◆ **Your goal**: Pull out every line containing the string "côlon".

— start of Data supplied —

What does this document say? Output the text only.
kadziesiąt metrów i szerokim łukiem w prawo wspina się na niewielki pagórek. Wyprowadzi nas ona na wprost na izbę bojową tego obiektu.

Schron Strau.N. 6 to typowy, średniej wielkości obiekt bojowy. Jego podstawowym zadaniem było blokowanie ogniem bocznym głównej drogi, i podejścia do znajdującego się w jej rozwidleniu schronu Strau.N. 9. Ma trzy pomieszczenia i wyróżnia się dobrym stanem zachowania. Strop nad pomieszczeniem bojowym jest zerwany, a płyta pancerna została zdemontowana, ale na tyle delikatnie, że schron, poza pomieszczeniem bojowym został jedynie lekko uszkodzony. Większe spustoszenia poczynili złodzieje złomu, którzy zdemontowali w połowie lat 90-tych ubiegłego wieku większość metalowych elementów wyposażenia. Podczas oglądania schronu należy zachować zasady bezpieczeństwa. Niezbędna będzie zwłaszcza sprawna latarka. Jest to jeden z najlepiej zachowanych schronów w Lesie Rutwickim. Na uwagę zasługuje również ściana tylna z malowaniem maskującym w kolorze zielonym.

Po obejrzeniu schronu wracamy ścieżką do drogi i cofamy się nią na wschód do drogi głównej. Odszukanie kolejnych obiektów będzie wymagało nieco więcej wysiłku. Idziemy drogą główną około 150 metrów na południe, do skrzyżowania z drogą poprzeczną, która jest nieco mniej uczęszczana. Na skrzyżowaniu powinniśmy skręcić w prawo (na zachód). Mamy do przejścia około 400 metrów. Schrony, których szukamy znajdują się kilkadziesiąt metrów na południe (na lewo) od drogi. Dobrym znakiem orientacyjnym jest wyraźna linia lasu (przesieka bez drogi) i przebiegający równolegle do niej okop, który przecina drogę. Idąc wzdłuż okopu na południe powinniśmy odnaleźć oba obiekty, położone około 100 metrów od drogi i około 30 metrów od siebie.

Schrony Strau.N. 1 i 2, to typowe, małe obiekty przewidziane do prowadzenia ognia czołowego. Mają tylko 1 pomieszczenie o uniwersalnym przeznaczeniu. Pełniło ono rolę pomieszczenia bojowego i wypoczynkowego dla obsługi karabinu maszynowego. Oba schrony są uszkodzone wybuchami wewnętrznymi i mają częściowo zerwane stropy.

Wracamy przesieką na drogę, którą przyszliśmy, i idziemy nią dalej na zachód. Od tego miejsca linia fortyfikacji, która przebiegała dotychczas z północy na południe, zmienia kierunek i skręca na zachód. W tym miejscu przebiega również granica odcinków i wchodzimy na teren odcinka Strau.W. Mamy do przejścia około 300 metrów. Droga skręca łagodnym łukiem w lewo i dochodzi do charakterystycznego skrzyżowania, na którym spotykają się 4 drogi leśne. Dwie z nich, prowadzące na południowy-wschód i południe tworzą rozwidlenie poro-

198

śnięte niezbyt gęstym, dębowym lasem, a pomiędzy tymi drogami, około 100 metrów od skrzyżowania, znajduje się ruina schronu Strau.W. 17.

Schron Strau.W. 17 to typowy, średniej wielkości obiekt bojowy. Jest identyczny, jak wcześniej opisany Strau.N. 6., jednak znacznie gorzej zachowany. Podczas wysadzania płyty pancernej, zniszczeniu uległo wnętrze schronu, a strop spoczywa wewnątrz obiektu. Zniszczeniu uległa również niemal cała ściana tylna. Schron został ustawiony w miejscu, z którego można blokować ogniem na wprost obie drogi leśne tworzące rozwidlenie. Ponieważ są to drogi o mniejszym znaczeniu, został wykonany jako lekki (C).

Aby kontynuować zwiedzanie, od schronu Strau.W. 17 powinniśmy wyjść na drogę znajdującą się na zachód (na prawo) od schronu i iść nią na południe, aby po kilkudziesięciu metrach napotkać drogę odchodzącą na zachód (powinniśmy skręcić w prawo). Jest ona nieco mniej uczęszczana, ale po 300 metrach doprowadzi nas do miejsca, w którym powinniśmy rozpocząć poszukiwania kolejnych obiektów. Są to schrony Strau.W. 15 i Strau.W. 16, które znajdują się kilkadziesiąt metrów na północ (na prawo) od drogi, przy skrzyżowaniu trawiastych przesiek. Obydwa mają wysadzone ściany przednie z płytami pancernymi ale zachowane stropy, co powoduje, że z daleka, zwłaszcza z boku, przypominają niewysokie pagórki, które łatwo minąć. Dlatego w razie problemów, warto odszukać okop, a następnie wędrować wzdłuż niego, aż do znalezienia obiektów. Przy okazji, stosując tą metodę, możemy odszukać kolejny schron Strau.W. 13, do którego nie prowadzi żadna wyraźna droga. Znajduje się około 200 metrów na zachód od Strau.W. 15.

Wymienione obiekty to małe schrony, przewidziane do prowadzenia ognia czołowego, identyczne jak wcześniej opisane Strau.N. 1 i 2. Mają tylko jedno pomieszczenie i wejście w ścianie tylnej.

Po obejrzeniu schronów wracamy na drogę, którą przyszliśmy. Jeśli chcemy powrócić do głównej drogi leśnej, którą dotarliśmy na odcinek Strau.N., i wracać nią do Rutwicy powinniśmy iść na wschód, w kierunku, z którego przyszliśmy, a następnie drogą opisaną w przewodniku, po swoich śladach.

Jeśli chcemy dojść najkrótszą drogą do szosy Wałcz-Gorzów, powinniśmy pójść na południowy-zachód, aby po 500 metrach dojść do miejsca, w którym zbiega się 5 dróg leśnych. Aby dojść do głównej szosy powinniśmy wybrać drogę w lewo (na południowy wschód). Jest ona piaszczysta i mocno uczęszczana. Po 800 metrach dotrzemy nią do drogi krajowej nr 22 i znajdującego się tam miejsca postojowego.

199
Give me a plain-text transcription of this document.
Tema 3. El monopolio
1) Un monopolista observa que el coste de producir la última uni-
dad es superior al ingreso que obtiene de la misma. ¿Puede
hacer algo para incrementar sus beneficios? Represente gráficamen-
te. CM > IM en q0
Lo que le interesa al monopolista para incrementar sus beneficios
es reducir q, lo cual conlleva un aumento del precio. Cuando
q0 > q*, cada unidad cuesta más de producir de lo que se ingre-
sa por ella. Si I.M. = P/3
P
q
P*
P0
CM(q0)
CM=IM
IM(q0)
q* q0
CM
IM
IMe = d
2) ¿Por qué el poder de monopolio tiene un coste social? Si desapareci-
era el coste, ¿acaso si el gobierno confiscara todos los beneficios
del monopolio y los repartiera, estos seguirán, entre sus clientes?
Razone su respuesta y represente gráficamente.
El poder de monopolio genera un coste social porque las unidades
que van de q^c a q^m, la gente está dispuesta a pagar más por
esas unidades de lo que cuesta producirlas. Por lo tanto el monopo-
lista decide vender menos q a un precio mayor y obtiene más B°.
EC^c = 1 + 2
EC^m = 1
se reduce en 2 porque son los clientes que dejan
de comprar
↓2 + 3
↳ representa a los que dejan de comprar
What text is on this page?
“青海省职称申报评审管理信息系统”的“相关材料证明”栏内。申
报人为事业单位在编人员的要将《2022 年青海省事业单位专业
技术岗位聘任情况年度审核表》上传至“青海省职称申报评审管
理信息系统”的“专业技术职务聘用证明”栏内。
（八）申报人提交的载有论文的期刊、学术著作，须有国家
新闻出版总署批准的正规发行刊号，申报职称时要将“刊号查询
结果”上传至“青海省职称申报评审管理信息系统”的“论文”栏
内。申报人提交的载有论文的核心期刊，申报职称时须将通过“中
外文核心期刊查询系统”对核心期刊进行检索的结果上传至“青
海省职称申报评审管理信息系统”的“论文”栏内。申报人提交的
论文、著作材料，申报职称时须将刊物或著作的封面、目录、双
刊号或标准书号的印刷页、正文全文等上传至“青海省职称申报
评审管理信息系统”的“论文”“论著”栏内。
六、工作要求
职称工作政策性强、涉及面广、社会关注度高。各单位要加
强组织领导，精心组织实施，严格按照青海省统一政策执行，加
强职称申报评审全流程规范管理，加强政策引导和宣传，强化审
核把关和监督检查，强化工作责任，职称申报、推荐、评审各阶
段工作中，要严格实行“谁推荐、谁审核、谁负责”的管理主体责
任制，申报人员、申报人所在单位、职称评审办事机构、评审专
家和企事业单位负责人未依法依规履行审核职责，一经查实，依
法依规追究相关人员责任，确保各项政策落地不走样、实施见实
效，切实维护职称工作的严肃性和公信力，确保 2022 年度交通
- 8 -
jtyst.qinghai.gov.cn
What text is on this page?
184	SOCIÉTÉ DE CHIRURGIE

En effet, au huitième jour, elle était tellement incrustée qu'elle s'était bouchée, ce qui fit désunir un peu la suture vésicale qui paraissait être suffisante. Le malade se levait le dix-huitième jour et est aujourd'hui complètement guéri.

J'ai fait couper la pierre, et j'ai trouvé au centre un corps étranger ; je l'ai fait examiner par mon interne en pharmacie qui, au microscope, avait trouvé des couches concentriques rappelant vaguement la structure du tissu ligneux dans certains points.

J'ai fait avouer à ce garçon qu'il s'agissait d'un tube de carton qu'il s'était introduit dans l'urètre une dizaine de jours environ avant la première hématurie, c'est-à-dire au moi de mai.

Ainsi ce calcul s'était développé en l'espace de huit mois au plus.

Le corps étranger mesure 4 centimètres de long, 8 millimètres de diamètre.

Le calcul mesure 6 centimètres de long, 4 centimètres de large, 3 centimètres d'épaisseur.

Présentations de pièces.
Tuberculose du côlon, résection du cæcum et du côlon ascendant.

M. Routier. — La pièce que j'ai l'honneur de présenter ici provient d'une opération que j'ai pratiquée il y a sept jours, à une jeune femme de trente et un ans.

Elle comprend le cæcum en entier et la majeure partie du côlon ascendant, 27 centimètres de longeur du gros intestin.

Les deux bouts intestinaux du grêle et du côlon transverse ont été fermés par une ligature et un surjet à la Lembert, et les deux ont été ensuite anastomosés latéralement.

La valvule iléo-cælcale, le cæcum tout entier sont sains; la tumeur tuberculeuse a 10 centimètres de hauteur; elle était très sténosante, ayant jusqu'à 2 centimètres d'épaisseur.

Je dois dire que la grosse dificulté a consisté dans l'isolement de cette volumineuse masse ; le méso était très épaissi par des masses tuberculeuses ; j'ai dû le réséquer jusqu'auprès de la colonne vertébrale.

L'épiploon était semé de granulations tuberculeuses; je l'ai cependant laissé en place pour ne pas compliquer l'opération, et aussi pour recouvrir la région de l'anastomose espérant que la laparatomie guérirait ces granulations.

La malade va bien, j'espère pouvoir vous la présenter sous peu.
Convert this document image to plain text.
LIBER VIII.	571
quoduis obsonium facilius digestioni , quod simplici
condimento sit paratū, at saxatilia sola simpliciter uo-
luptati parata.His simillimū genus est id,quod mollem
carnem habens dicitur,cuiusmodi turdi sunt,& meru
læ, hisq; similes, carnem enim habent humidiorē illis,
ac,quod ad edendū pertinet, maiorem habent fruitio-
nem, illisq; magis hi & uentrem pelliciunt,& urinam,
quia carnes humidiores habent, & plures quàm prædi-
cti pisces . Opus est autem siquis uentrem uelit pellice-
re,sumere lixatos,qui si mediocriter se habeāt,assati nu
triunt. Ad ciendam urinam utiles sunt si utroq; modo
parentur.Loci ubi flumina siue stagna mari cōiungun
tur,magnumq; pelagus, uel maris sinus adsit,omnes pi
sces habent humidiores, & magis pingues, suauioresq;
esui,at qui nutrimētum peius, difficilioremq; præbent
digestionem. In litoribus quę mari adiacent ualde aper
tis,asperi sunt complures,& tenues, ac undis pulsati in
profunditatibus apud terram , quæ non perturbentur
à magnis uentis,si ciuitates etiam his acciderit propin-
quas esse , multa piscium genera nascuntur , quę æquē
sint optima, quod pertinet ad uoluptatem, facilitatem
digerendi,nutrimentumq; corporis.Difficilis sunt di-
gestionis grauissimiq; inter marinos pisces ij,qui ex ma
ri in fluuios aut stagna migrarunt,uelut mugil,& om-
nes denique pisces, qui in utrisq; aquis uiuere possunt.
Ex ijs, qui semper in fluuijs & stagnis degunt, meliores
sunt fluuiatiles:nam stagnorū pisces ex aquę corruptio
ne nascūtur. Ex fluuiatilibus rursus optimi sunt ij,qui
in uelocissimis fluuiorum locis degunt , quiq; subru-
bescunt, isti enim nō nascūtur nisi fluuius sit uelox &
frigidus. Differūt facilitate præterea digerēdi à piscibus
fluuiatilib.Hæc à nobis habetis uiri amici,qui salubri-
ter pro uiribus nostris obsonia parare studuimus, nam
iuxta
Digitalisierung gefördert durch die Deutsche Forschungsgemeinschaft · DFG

— end of Data supplied —

◆ **Exercise output**:
Tuberculose du côlon, résection du cæcum et du côlon ascendant.
Elle comprend le cæcum en entier et la majeure partie du côlon ascendant, 27 centimètres de longeur du gros intestin.
Les deux bouts intestinaux du grêle et du côlon transverse ont été fermés par une ligature et un surjet à la Lembert, et les deux ont été ensuite anastomosés latéralement.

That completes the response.